───── Data to use ─────

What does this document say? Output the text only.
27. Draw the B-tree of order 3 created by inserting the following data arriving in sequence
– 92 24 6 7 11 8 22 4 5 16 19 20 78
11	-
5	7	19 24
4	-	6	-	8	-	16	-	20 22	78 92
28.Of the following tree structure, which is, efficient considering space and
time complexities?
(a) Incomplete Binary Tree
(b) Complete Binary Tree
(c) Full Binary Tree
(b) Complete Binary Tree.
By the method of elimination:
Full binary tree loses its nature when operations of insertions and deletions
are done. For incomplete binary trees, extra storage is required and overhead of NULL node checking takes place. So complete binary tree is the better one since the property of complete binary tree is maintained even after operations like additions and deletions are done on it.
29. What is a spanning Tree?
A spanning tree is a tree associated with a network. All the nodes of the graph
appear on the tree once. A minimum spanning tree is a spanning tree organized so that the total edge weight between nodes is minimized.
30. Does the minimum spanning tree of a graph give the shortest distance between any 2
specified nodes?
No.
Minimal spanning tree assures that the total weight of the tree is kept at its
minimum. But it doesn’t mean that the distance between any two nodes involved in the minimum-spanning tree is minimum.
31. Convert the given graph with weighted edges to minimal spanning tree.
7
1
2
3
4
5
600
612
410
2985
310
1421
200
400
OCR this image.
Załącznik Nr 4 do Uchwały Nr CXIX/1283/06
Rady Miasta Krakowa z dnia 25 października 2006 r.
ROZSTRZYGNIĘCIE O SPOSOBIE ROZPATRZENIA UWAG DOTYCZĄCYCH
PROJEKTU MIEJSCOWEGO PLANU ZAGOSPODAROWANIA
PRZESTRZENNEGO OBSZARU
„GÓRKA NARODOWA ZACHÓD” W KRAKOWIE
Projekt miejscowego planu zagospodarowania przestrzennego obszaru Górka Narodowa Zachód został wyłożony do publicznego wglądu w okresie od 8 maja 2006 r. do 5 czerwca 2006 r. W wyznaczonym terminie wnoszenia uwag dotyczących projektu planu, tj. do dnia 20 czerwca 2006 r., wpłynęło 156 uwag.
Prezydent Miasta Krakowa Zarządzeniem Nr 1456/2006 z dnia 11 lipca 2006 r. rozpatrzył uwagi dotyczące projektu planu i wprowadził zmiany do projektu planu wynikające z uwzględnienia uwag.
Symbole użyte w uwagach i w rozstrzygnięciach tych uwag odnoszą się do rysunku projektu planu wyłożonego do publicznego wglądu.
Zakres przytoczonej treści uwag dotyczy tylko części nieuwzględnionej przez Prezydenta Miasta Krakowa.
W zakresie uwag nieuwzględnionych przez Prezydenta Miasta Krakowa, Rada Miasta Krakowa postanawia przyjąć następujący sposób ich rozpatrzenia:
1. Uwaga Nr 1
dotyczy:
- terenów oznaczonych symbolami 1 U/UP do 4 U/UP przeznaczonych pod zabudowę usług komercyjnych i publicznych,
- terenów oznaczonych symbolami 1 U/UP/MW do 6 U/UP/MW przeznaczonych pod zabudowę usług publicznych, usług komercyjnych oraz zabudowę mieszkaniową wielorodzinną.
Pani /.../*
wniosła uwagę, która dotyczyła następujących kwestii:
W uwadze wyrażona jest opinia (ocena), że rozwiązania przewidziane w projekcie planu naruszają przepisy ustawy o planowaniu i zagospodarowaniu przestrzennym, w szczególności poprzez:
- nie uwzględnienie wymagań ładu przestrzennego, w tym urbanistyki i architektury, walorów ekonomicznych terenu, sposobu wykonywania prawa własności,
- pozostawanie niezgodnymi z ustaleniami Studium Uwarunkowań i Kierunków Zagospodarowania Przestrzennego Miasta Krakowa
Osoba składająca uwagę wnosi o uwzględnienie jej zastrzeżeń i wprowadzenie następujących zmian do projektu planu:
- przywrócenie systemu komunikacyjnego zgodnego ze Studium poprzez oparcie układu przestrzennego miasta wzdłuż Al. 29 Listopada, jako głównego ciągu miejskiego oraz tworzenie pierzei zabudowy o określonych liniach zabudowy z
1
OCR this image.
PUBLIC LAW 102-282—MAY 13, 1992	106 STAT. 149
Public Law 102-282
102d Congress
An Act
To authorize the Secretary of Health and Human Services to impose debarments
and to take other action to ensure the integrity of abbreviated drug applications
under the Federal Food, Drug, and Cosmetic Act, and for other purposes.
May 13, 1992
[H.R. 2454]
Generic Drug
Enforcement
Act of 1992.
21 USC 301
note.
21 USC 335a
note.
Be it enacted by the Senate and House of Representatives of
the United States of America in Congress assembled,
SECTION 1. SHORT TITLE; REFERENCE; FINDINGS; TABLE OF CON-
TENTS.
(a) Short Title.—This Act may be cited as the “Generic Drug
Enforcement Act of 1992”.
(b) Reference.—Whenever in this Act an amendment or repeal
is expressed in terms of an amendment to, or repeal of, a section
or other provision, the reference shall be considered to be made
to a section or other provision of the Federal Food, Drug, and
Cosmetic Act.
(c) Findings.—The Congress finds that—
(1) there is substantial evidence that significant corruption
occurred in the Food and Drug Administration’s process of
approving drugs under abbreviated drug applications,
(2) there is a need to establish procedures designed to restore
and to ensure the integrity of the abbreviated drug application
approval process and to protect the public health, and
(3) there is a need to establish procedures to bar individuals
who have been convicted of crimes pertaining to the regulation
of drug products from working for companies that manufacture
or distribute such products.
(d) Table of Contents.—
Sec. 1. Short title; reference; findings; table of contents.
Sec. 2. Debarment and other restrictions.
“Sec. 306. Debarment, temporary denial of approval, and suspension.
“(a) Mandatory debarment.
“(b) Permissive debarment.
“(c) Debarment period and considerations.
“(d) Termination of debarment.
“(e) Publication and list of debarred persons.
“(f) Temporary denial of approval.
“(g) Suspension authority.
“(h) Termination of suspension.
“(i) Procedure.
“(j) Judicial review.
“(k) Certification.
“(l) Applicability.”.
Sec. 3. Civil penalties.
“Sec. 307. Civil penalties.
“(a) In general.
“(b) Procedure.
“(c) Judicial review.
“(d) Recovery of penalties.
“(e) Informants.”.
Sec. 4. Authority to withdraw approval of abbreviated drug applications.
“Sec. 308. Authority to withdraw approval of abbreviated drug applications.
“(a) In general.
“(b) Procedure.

─────

Restate each of the entries above verbatim.

● **Result below**
What does this document say? Output the text only.
27. Draw the B-tree of order 3 created by inserting the following data arriving in sequence
– 92 24 6 7 11 8 22 4 5 16 19 20 78
11	-
5	7	19 24
4	-	6	-	8	-	16	-	20 22	78 92
28.Of the following tree structure, which is, efficient considering space and
time complexities?
(a) Incomplete Binary Tree
(b) Complete Binary Tree
(c) Full Binary Tree
(b) Complete Binary Tree.
By the method of elimination:
Full binary tree loses its nature when operations of insertions and deletions
are done. For incomplete binary trees, extra storage is required and overhead of NULL node checking takes place. So complete binary tree is the better one since the property of complete binary tree is maintained even after operations like additions and deletions are done on it.
29. What is a spanning Tree?
A spanning tree is a tree associated with a network. All the nodes of the graph
appear on the tree once. A minimum spanning tree is a spanning tree organized so that the total edge weight between nodes is minimized.
30. Does the minimum spanning tree of a graph give the shortest distance between any 2
specified nodes?
No.
Minimal spanning tree assures that the total weight of the tree is kept at its
minimum. But it doesn’t mean that the distance between any two nodes involved in the minimum-spanning tree is minimum.
31. Convert the given graph with weighted edges to minimal spanning tree.
7
1
2
3
4
5
600
612
410
2985
310
1421
200
400
OCR this image.
Załącznik Nr 4 do Uchwały Nr CXIX/1283/06
Rady Miasta Krakowa z dnia 25 października 2006 r.
ROZSTRZYGNIĘCIE O SPOSOBIE ROZPATRZENIA UWAG DOTYCZĄCYCH
PROJEKTU MIEJSCOWEGO PLANU ZAGOSPODAROWANIA
PRZESTRZENNEGO OBSZARU
„GÓRKA NARODOWA ZACHÓD” W KRAKOWIE
Projekt miejscowego planu zagospodarowania przestrzennego obszaru Górka Narodowa Zachód został wyłożony do publicznego wglądu w okresie od 8 maja 2006 r. do 5 czerwca 2006 r. W wyznaczonym terminie wnoszenia uwag dotyczących projektu planu, tj. do dnia 20 czerwca 2006 r., wpłynęło 156 uwag.
Prezydent Miasta Krakowa Zarządzeniem Nr 1456/2006 z dnia 11 lipca 2006 r. rozpatrzył uwagi dotyczące projektu planu i wprowadził zmiany do projektu planu wynikające z uwzględnienia uwag.
Symbole użyte w uwagach i w rozstrzygnięciach tych uwag odnoszą się do rysunku projektu planu wyłożonego do publicznego wglądu.
Zakres przytoczonej treści uwag dotyczy tylko części nieuwzględnionej przez Prezydenta Miasta Krakowa.
W zakresie uwag nieuwzględnionych przez Prezydenta Miasta Krakowa, Rada Miasta Krakowa postanawia przyjąć następujący sposób ich rozpatrzenia:
1. Uwaga Nr 1
dotyczy:
- terenów oznaczonych symbolami 1 U/UP do 4 U/UP przeznaczonych pod zabudowę usług komercyjnych i publicznych,
- terenów oznaczonych symbolami 1 U/UP/MW do 6 U/UP/MW przeznaczonych pod zabudowę usług publicznych, usług komercyjnych oraz zabudowę mieszkaniową wielorodzinną.
Pani /.../*
wniosła uwagę, która dotyczyła następujących kwestii:
W uwadze wyrażona jest opinia (ocena), że rozwiązania przewidziane w projekcie planu naruszają przepisy ustawy o planowaniu i zagospodarowaniu przestrzennym, w szczególności poprzez:
- nie uwzględnienie wymagań ładu przestrzennego, w tym urbanistyki i architektury, walorów ekonomicznych terenu, sposobu wykonywania prawa własności,
- pozostawanie niezgodnymi z ustaleniami Studium Uwarunkowań i Kierunków Zagospodarowania Przestrzennego Miasta Krakowa
Osoba składająca uwagę wnosi o uwzględnienie jej zastrzeżeń i wprowadzenie następujących zmian do projektu planu:
- przywrócenie systemu komunikacyjnego zgodnego ze Studium poprzez oparcie układu przestrzennego miasta wzdłuż Al. 29 Listopada, jako głównego ciągu miejskiego oraz tworzenie pierzei zabudowy o określonych liniach zabudowy z
1
OCR this image.
PUBLIC LAW 102-282—MAY 13, 1992	106 STAT. 149
Public Law 102-282
102d Congress
An Act
To authorize the Secretary of Health and Human Services to impose debarments
and to take other action to ensure the integrity of abbreviated drug applications
under the Federal Food, Drug, and Cosmetic Act, and for other purposes.
May 13, 1992
[H.R. 2454]
Generic Drug
Enforcement
Act of 1992.
21 USC 301
note.
21 USC 335a
note.
Be it enacted by the Senate and House of Representatives of
the United States of America in Congress assembled,
SECTION 1. SHORT TITLE; REFERENCE; FINDINGS; TABLE OF CON-
TENTS.
(a) Short Title.—This Act may be cited as the “Generic Drug
Enforcement Act of 1992”.
(b) Reference.—Whenever in this Act an amendment or repeal
is expressed in terms of an amendment to, or repeal of, a section
or other provision, the reference shall be considered to be made
to a section or other provision of the Federal Food, Drug, and
Cosmetic Act.
(c) Findings.—The Congress finds that—
(1) there is substantial evidence that significant corruption
occurred in the Food and Drug Administration’s process of
approving drugs under abbreviated drug applications,
(2) there is a need to establish procedures designed to restore
and to ensure the integrity of the abbreviated drug application
approval process and to protect the public health, and
(3) there is a need to establish procedures to bar individuals
who have been convicted of crimes pertaining to the regulation
of drug products from working for companies that manufacture
or distribute such products.
(d) Table of Contents.—
Sec. 1. Short title; reference; findings; table of contents.
Sec. 2. Debarment and other restrictions.
“Sec. 306. Debarment, temporary denial of approval, and suspension.
“(a) Mandatory debarment.
“(b) Permissive debarment.
“(c) Debarment period and considerations.
“(d) Termination of debarment.
“(e) Publication and list of debarred persons.
“(f) Temporary denial of approval.
“(g) Suspension authority.
“(h) Termination of suspension.
“(i) Procedure.
“(j) Judicial review.
“(k) Certification.
“(l) Applicability.”.
Sec. 3. Civil penalties.
“Sec. 307. Civil penalties.
“(a) In general.
“(b) Procedure.
“(c) Judicial review.
“(d) Recovery of penalties.
“(e) Informants.”.
Sec. 4. Authority to withdraw approval of abbreviated drug applications.
“Sec. 308. Authority to withdraw approval of abbreviated drug applications.
“(a) In general.
“(b) Procedure.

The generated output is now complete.